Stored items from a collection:

-=-=-=-=-

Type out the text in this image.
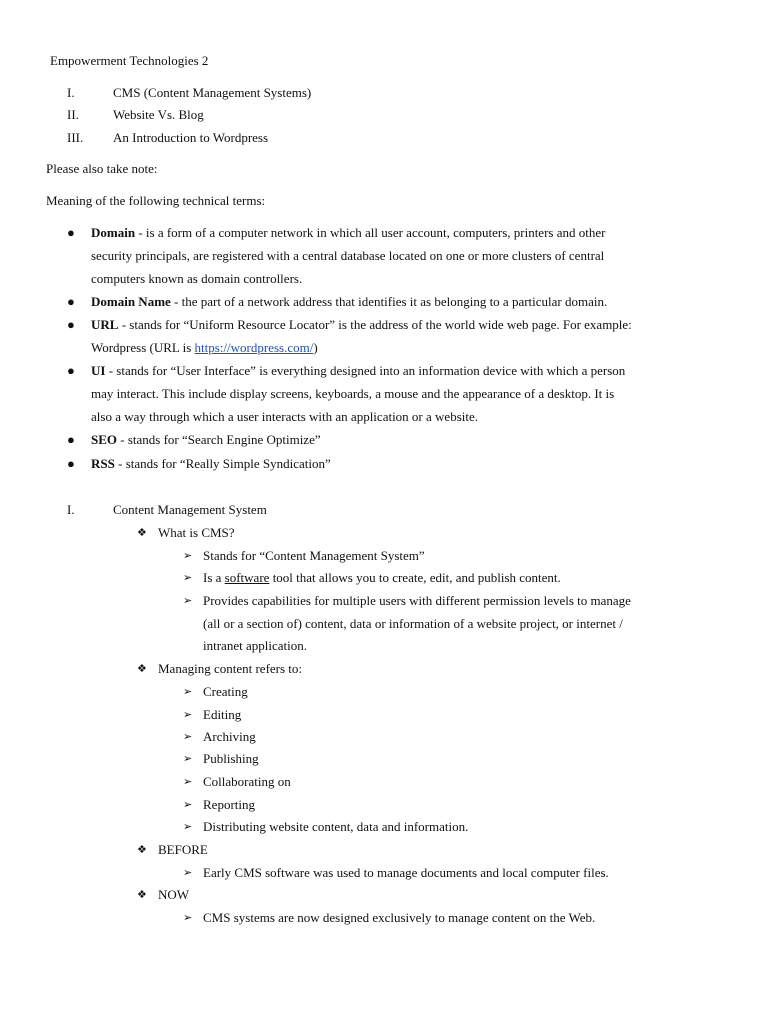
Empowerment Technologies 2
I.	CMS (Content Management Systems)
II.	Website Vs. Blog
III. An Introduction to Wordpress
Please also take note:
Meaning of the following technical terms:
● Domain - is a form of a computer network in which all user account, computers, printers and other
security principals, are registered with a central database located on one or more clusters of central
computers known as domain controllers.
● Domain Name - the part of a network address that identifies it as belonging to a particular domain.
● URL - stands for “Uniform Resource Locator” is the address of the world wide web page. For example:
Wordpress (URL is https://wordpress.com/)
● UI - stands for “User Interface” is everything designed into an information device with which a person
may interact. This include display screens, keyboards, a mouse and the appearance of a desktop. It is
also a way through which a user interacts with an application or a website.
● SEO - stands for “Search Engine Optimize”
● RSS - stands for “Really Simple Syndication”
I.	Content Management System
❖ What is CMS?
➢ Stands for “Content Management System”
➢ Is a software tool that allows you to create, edit, and publish content.
➢ Provides capabilities for multiple users with different permission levels to manage
(all or a section of) content, data or information of a website project, or internet /
intranet application.
❖ Managing content refers to:
➢ Creating
➢ Editing
➢ Archiving
➢ Publishing
➢ Collaborating on
➢ Reporting
➢ Distributing website content, data and information.
❖ BEFORE
➢ Early CMS software was used to manage documents and local computer files.
❖ NOW
➢ CMS systems are now designed exclusively to manage content on the Web.
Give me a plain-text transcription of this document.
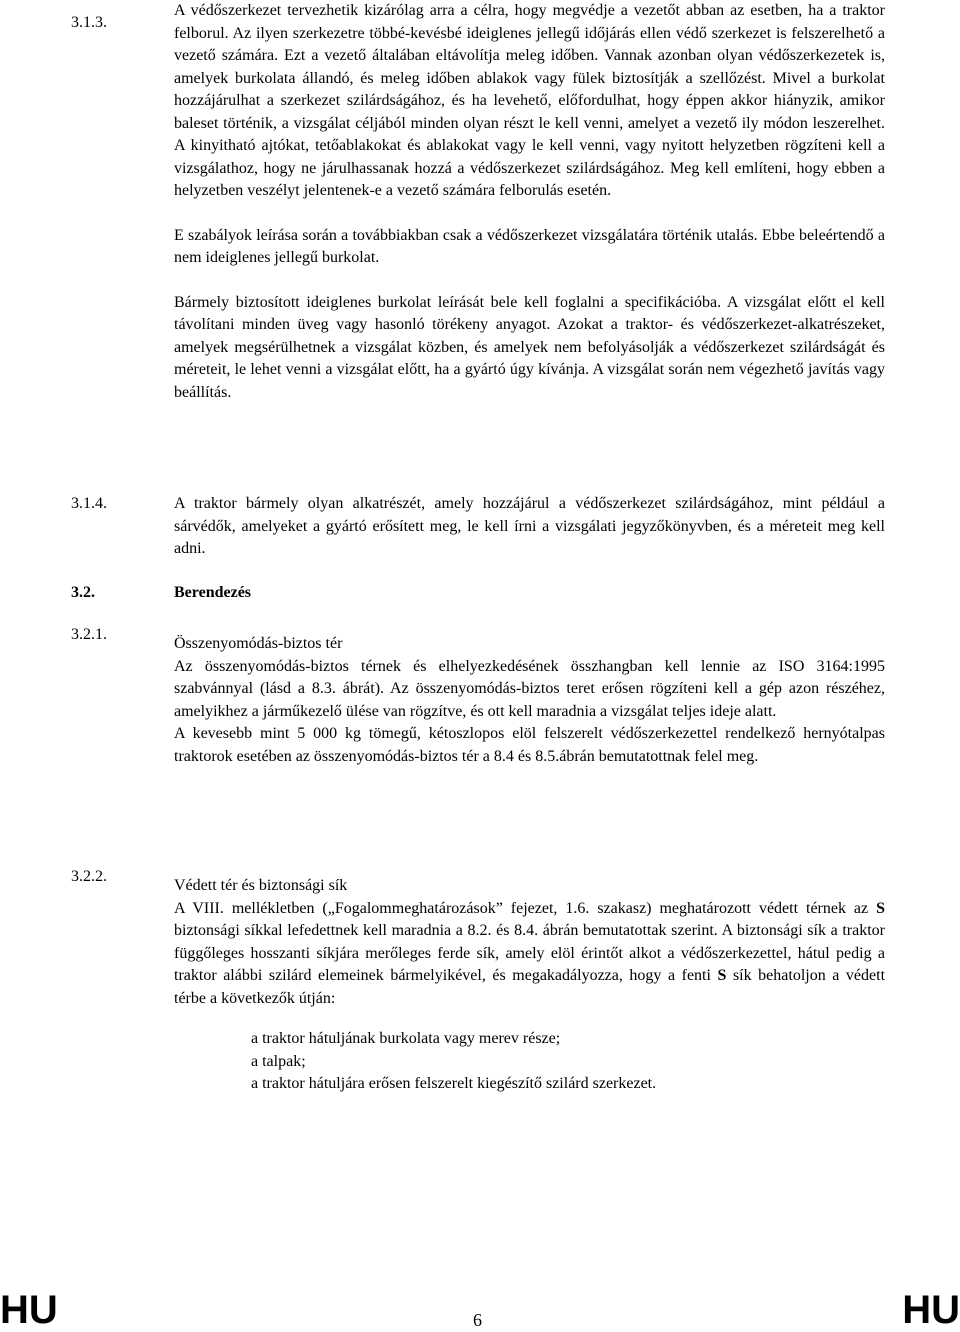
3.1.3.

A védőszerkezet tervezhetik kizárólag arra a célra, hogy megvédje a vezetőt abban az esetben, ha a traktor felborul. Az ilyen szerkezetre többé-kevésbé ideiglenes jellegű időjárás ellen védő szerkezet is felszerelhető a vezető számára. Ezt a vezető általában eltávolítja meleg időben. Vannak azonban olyan védőszerkezetek is, amelyek burkolata állandó, és meleg időben ablakok vagy fülek biztosítják a szellőzést. Mivel a burkolat hozzájárulhat a szerkezet szilárdságához, és ha levehető, előfordulhat, hogy éppen akkor hiányzik, amikor baleset történik, a vizsgálat céljából minden olyan részt le kell venni, amelyet a vezető ily módon leszerelhet. A kinyitható ajtókat, tetőablakokat és ablakokat vagy le kell venni, vagy nyitott helyzetben rögzíteni kell a vizsgálathoz, hogy ne járulhassanak hozzá a védőszerkezet szilárdságához. Meg kell említeni, hogy ebben a helyzetben veszélyt jelentenek-e a vezető számára felborulás esetén.

E szabályok leírása során a továbbiakban csak a védőszerkezet vizsgálatára történik utalás. Ebbe beleértendő a nem ideiglenes jellegű burkolat.

Bármely biztosított ideiglenes burkolat leírását bele kell foglalni a specifikációba. A vizsgálat előtt el kell távolítani minden üveg vagy hasonló törékeny anyagot. Azokat a traktor- és védőszerkezet-alkatrészeket, amelyek megsérülhetnek a vizsgálat közben, és amelyek nem befolyásolják a védőszerkezet szilárdságát és méreteit, le lehet venni a vizsgálat előtt, ha a gyártó úgy kívánja. A vizsgálat során nem végezhető javítás vagy beállítás.

3.1.4.	A traktor bármely olyan alkatrészét, amely hozzájárul a védőszerkezet szilárdságához, mint például a sárvédők, amelyeket a gyártó erősített meg, le kell írni a vizsgálati jegyzőkönyvben, és a méreteit meg kell adni.

3.2.	Berendezés
3.2.1.
Összenyomódás-biztos tér

Az összenyomódás-biztos térnek és elhelyezkedésének összhangban kell lennie az ISO 3164:1995 szabvánnyal (lásd a 8.3. ábrát). Az összenyomódás-biztos teret erősen rögzíteni kell a gép azon részéhez, amelyikhez a járműkezelő ülése van rögzítve, és ott kell maradnia a vizsgálat teljes ideje alatt.

A kevesebb mint 5 000 kg tömegű, kétoszlopos elöl felszerelt védőszerkezettel rendelkező hernyótalpas traktorok esetében az összenyomódás-biztos tér a 8.4 és 8.5.ábrán bemutatottnak felel meg.

3.2.2.
Védett tér és biztonsági sík

A VIII. mellékletben („Fogalommeghatározások” fejezet, 1.6. szakasz) meghatározott védett térnek az S biztonsági síkkal lefedettnek kell maradnia a 8.2. és 8.4. ábrán bemutatottak szerint. A biztonsági sík a traktor függőleges hosszanti síkjára merőleges ferde sík, amely elöl érintőt alkot a védőszerkezettel, hátul pedig a traktor alábbi szilárd elemeinek bármelyikével, és megakadályozza, hogy a fenti S sík behatoljon a védett térbe a következők útján:

a traktor hátuljának burkolata vagy merev része;
a talpak;
a traktor hátuljára erősen felszerelt kiegészítő szilárd szerkezet.
HU	6	HU
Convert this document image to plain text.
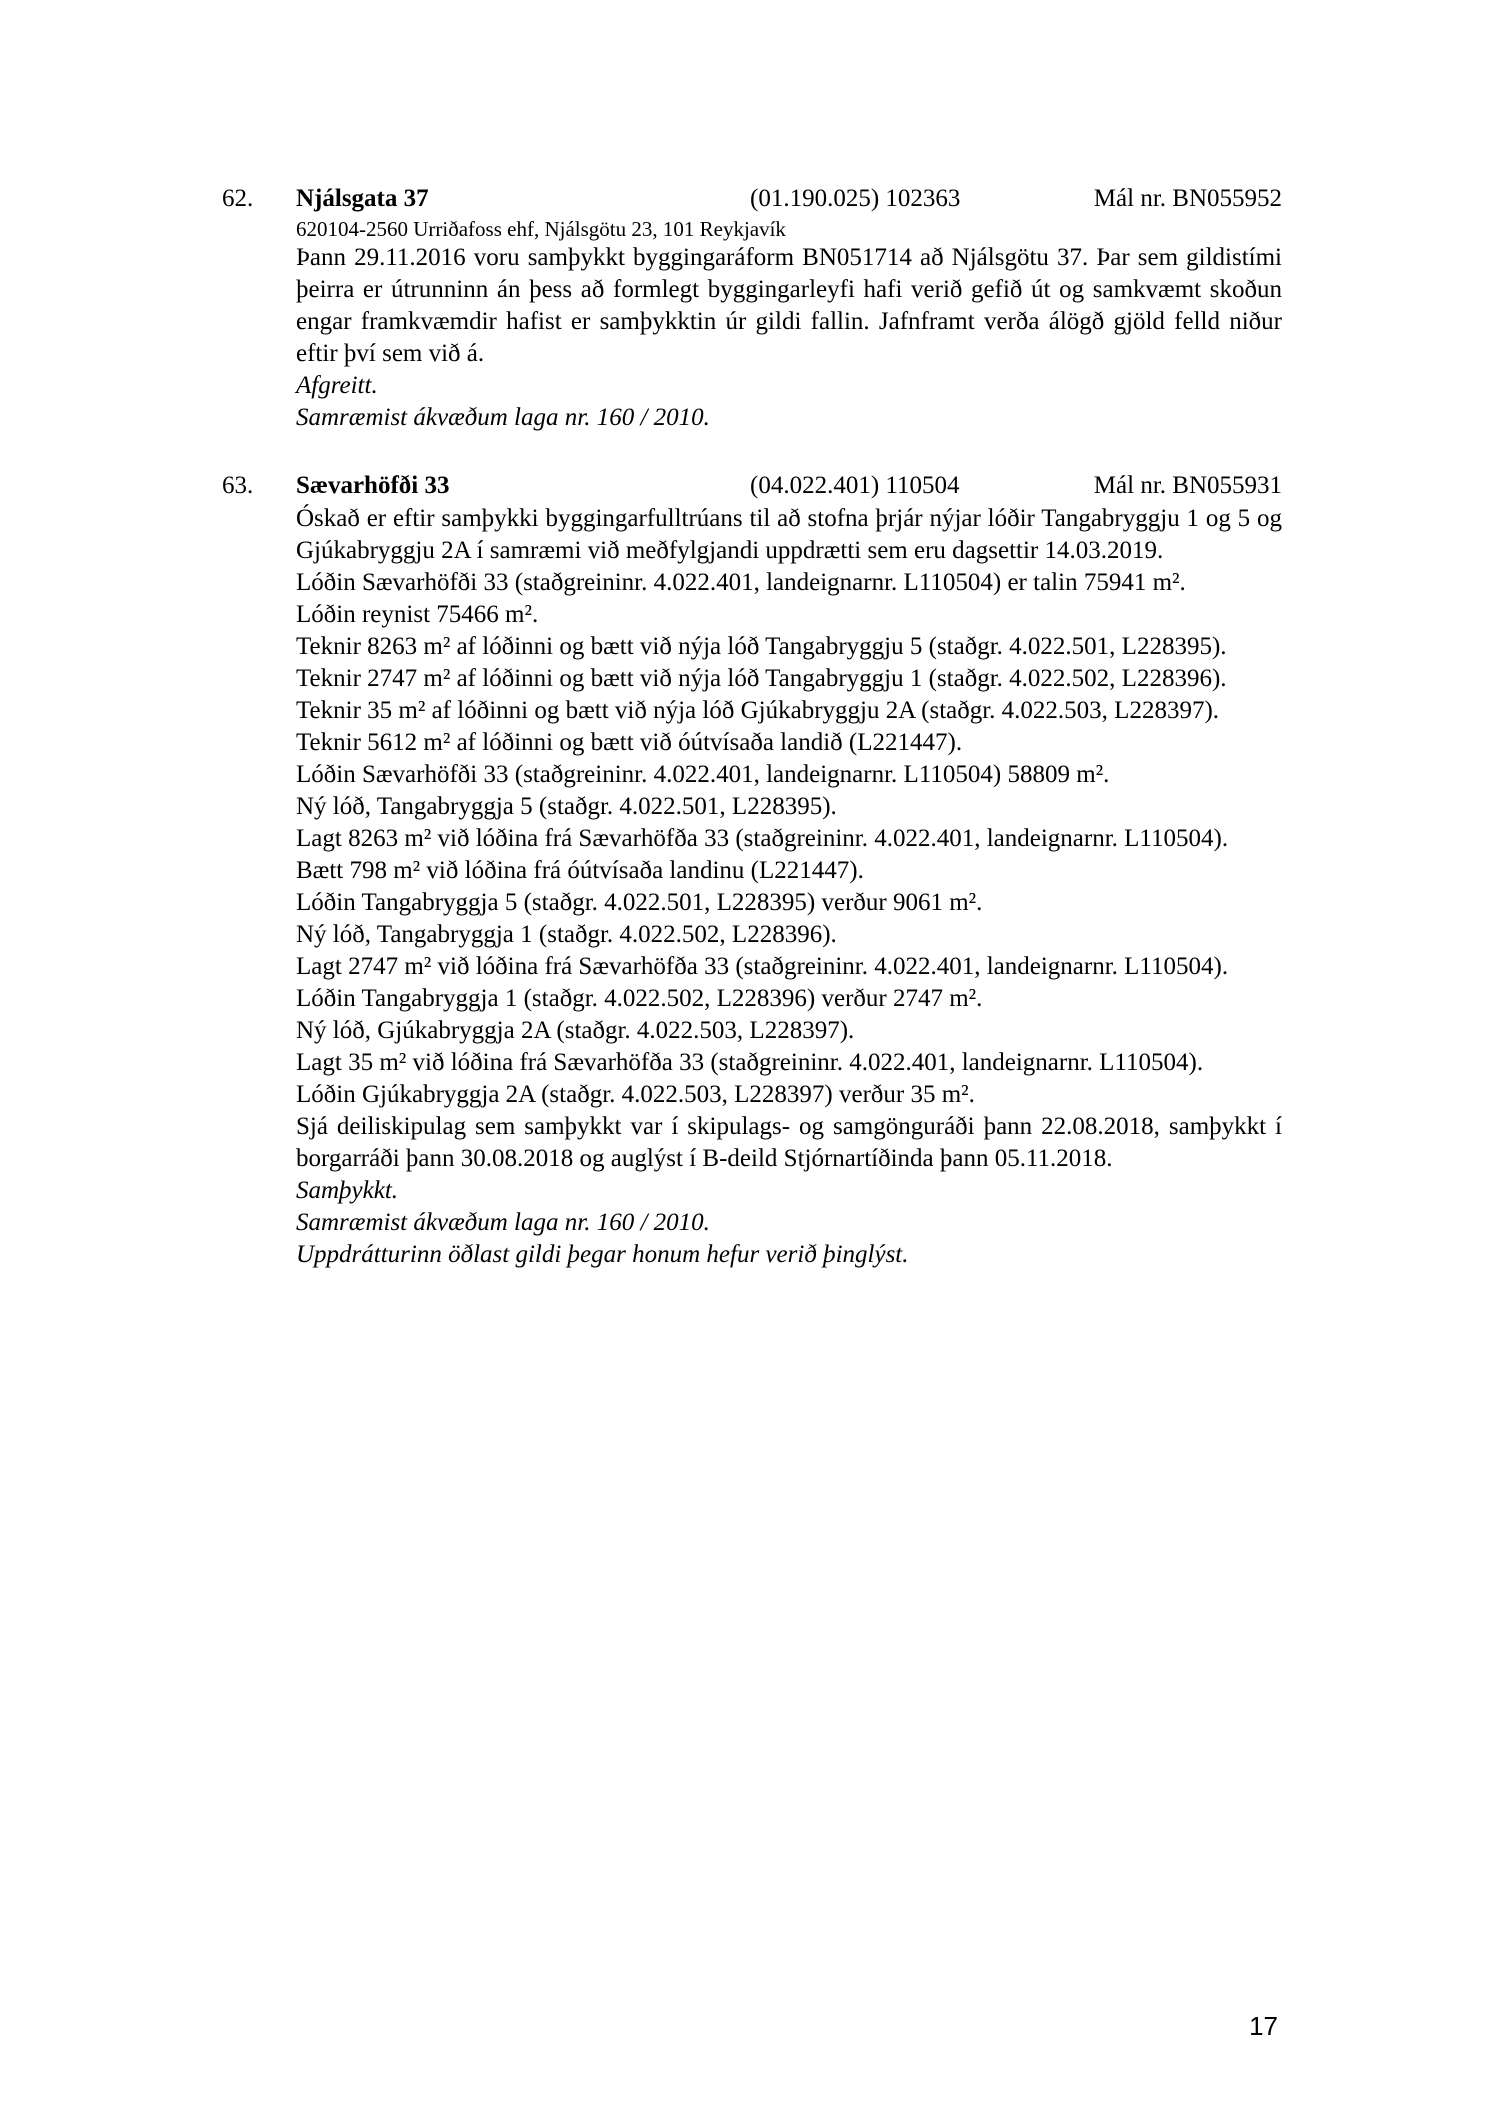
62. Njálsgata 37	(01.190.025) 102363	Mál nr. BN055952

620104-2560 Urriðafoss ehf, Njálsgötu 23, 101 Reykjavík

Þann 29.11.2016 voru samþykkt byggingaráform BN051714 að Njálsgötu 37. Þar sem gildistími þeirra er útrunninn án þess að formlegt byggingarleyfi hafi verið gefið út og samkvæmt skoðun engar framkvæmdir hafist er samþykktin úr gildi fallin. Jafnframt verða álögð gjöld felld niður eftir því sem við á.

Afgreitt.

Samræmist ákvæðum laga nr. 160 / 2010.

63. Sævarhöfði 33	(04.022.401) 110504	Mál nr. BN055931

Óskað er eftir samþykki byggingarfulltrúans til að stofna þrjár nýjar lóðir Tangabryggju 1 og 5 og Gjúkabryggju 2A í samræmi við meðfylgjandi uppdrætti sem eru dagsettir 14.03.2019.

Lóðin Sævarhöfði 33 (staðgreininr. 4.022.401, landeignarnr. L110504) er talin 75941 m².

Lóðin reynist 75466 m².

Teknir 8263 m² af lóðinni og bætt við nýja lóð Tangabryggju 5 (staðgr. 4.022.501, L228395).

Teknir 2747 m² af lóðinni og bætt við nýja lóð Tangabryggju 1 (staðgr. 4.022.502, L228396).

Teknir 35 m² af lóðinni og bætt við nýja lóð Gjúkabryggju 2A (staðgr. 4.022.503, L228397).

Teknir 5612 m² af lóðinni og bætt við óútvísaða landið (L221447).

Lóðin Sævarhöfði 33 (staðgreininr. 4.022.401, landeignarnr. L110504) 58809 m².

Ný lóð, Tangabryggja 5 (staðgr. 4.022.501, L228395).

Lagt 8263 m² við lóðina frá Sævarhöfða 33 (staðgreininr. 4.022.401, landeignarnr. L110504).

Bætt 798 m² við lóðina frá óútvísaða landinu (L221447).

Lóðin Tangabryggja 5 (staðgr. 4.022.501, L228395) verður 9061 m².

Ný lóð, Tangabryggja 1 (staðgr. 4.022.502, L228396).

Lagt 2747 m² við lóðina frá Sævarhöfða 33 (staðgreininr. 4.022.401, landeignarnr. L110504).

Lóðin Tangabryggja 1 (staðgr. 4.022.502, L228396) verður 2747 m².

Ný lóð, Gjúkabryggja 2A (staðgr. 4.022.503, L228397).

Lagt 35 m² við lóðina frá Sævarhöfða 33 (staðgreininr. 4.022.401, landeignarnr. L110504).

Lóðin Gjúkabryggja 2A (staðgr. 4.022.503, L228397) verður 35 m².

Sjá deiliskipulag sem samþykkt var í skipulags- og samgönguráði þann 22.08.2018, samþykkt í borgarráði þann 30.08.2018 og auglýst í B-deild Stjórnartíðinda þann 05.11.2018.

Samþykkt.

Samræmist ákvæðum laga nr. 160 / 2010.

Uppdrátturinn öðlast gildi þegar honum hefur verið þinglýst.

17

-=-=-=-=-

TASK DIRECTIONS
Copy all the records above exactly, but leave out the pictures.

REPLY TO THE TASK
Type out the text in this image.
Empowerment Technologies 2
I.	CMS (Content Management Systems)
II.	Website Vs. Blog
III. An Introduction to Wordpress
Please also take note:
Meaning of the following technical terms:
● Domain - is a form of a computer network in which all user account, computers, printers and other
security principals, are registered with a central database located on one or more clusters of central
computers known as domain controllers.
● Domain Name - the part of a network address that identifies it as belonging to a particular domain.
● URL - stands for “Uniform Resource Locator” is the address of the world wide web page. For example:
Wordpress (URL is https://wordpress.com/)
● UI - stands for “User Interface” is everything designed into an information device with which a person
may interact. This include display screens, keyboards, a mouse and the appearance of a desktop. It is
also a way through which a user interacts with an application or a website.
● SEO - stands for “Search Engine Optimize”
● RSS - stands for “Really Simple Syndication”
I.	Content Management System
❖ What is CMS?
➢ Stands for “Content Management System”
➢ Is a software tool that allows you to create, edit, and publish content.
➢ Provides capabilities for multiple users with different permission levels to manage
(all or a section of) content, data or information of a website project, or internet /
intranet application.
❖ Managing content refers to:
➢ Creating
➢ Editing
➢ Archiving
➢ Publishing
➢ Collaborating on
➢ Reporting
➢ Distributing website content, data and information.
❖ BEFORE
➢ Early CMS software was used to manage documents and local computer files.
❖ NOW
➢ CMS systems are now designed exclusively to manage content on the Web.
Give me a plain-text transcription of this document.
3.1.3.

A védőszerkezet tervezhetik kizárólag arra a célra, hogy megvédje a vezetőt abban az esetben, ha a traktor felborul. Az ilyen szerkezetre többé-kevésbé ideiglenes jellegű időjárás ellen védő szerkezet is felszerelhető a vezető számára. Ezt a vezető általában eltávolítja meleg időben. Vannak azonban olyan védőszerkezetek is, amelyek burkolata állandó, és meleg időben ablakok vagy fülek biztosítják a szellőzést. Mivel a burkolat hozzájárulhat a szerkezet szilárdságához, és ha levehető, előfordulhat, hogy éppen akkor hiányzik, amikor baleset történik, a vizsgálat céljából minden olyan részt le kell venni, amelyet a vezető ily módon leszerelhet. A kinyitható ajtókat, tetőablakokat és ablakokat vagy le kell venni, vagy nyitott helyzetben rögzíteni kell a vizsgálathoz, hogy ne járulhassanak hozzá a védőszerkezet szilárdságához. Meg kell említeni, hogy ebben a helyzetben veszélyt jelentenek-e a vezető számára felborulás esetén.

E szabályok leírása során a továbbiakban csak a védőszerkezet vizsgálatára történik utalás. Ebbe beleértendő a nem ideiglenes jellegű burkolat.

Bármely biztosított ideiglenes burkolat leírását bele kell foglalni a specifikációba. A vizsgálat előtt el kell távolítani minden üveg vagy hasonló törékeny anyagot. Azokat a traktor- és védőszerkezet-alkatrészeket, amelyek megsérülhetnek a vizsgálat közben, és amelyek nem befolyásolják a védőszerkezet szilárdságát és méreteit, le lehet venni a vizsgálat előtt, ha a gyártó úgy kívánja. A vizsgálat során nem végezhető javítás vagy beállítás.

3.1.4.	A traktor bármely olyan alkatrészét, amely hozzájárul a védőszerkezet szilárdságához, mint például a sárvédők, amelyeket a gyártó erősített meg, le kell írni a vizsgálati jegyzőkönyvben, és a méreteit meg kell adni.

3.2.	Berendezés
3.2.1.
Összenyomódás-biztos tér

Az összenyomódás-biztos térnek és elhelyezkedésének összhangban kell lennie az ISO 3164:1995 szabvánnyal (lásd a 8.3. ábrát). Az összenyomódás-biztos teret erősen rögzíteni kell a gép azon részéhez, amelyikhez a járműkezelő ülése van rögzítve, és ott kell maradnia a vizsgálat teljes ideje alatt.

A kevesebb mint 5 000 kg tömegű, kétoszlopos elöl felszerelt védőszerkezettel rendelkező hernyótalpas traktorok esetében az összenyomódás-biztos tér a 8.4 és 8.5.ábrán bemutatottnak felel meg.

3.2.2.
Védett tér és biztonsági sík

A VIII. mellékletben („Fogalommeghatározások” fejezet, 1.6. szakasz) meghatározott védett térnek az S biztonsági síkkal lefedettnek kell maradnia a 8.2. és 8.4. ábrán bemutatottak szerint. A biztonsági sík a traktor függőleges hosszanti síkjára merőleges ferde sík, amely elöl érintőt alkot a védőszerkezettel, hátul pedig a traktor alábbi szilárd elemeinek bármelyikével, és megakadályozza, hogy a fenti S sík behatoljon a védett térbe a következők útján:

a traktor hátuljának burkolata vagy merev része;
a talpak;
a traktor hátuljára erősen felszerelt kiegészítő szilárd szerkezet.
HU	6	HU
Convert this document image to plain text.
62. Njálsgata 37	(01.190.025) 102363	Mál nr. BN055952

620104-2560 Urriðafoss ehf, Njálsgötu 23, 101 Reykjavík

Þann 29.11.2016 voru samþykkt byggingaráform BN051714 að Njálsgötu 37. Þar sem gildistími þeirra er útrunninn án þess að formlegt byggingarleyfi hafi verið gefið út og samkvæmt skoðun engar framkvæmdir hafist er samþykktin úr gildi fallin. Jafnframt verða álögð gjöld felld niður eftir því sem við á.

Afgreitt.

Samræmist ákvæðum laga nr. 160 / 2010.

63. Sævarhöfði 33	(04.022.401) 110504	Mál nr. BN055931

Óskað er eftir samþykki byggingarfulltrúans til að stofna þrjár nýjar lóðir Tangabryggju 1 og 5 og Gjúkabryggju 2A í samræmi við meðfylgjandi uppdrætti sem eru dagsettir 14.03.2019.

Lóðin Sævarhöfði 33 (staðgreininr. 4.022.401, landeignarnr. L110504) er talin 75941 m².

Lóðin reynist 75466 m².

Teknir 8263 m² af lóðinni og bætt við nýja lóð Tangabryggju 5 (staðgr. 4.022.501, L228395).

Teknir 2747 m² af lóðinni og bætt við nýja lóð Tangabryggju 1 (staðgr. 4.022.502, L228396).

Teknir 35 m² af lóðinni og bætt við nýja lóð Gjúkabryggju 2A (staðgr. 4.022.503, L228397).

Teknir 5612 m² af lóðinni og bætt við óútvísaða landið (L221447).

Lóðin Sævarhöfði 33 (staðgreininr. 4.022.401, landeignarnr. L110504) 58809 m².

Ný lóð, Tangabryggja 5 (staðgr. 4.022.501, L228395).

Lagt 8263 m² við lóðina frá Sævarhöfða 33 (staðgreininr. 4.022.401, landeignarnr. L110504).

Bætt 798 m² við lóðina frá óútvísaða landinu (L221447).

Lóðin Tangabryggja 5 (staðgr. 4.022.501, L228395) verður 9061 m².

Ný lóð, Tangabryggja 1 (staðgr. 4.022.502, L228396).

Lagt 2747 m² við lóðina frá Sævarhöfða 33 (staðgreininr. 4.022.401, landeignarnr. L110504).

Lóðin Tangabryggja 1 (staðgr. 4.022.502, L228396) verður 2747 m².

Ný lóð, Gjúkabryggja 2A (staðgr. 4.022.503, L228397).

Lagt 35 m² við lóðina frá Sævarhöfða 33 (staðgreininr. 4.022.401, landeignarnr. L110504).

Lóðin Gjúkabryggja 2A (staðgr. 4.022.503, L228397) verður 35 m².

Sjá deiliskipulag sem samþykkt var í skipulags- og samgönguráði þann 22.08.2018, samþykkt í borgarráði þann 30.08.2018 og auglýst í B-deild Stjórnartíðinda þann 05.11.2018.

Samþykkt.

Samræmist ákvæðum laga nr. 160 / 2010.

Uppdrátturinn öðlast gildi þegar honum hefur verið þinglýst.

17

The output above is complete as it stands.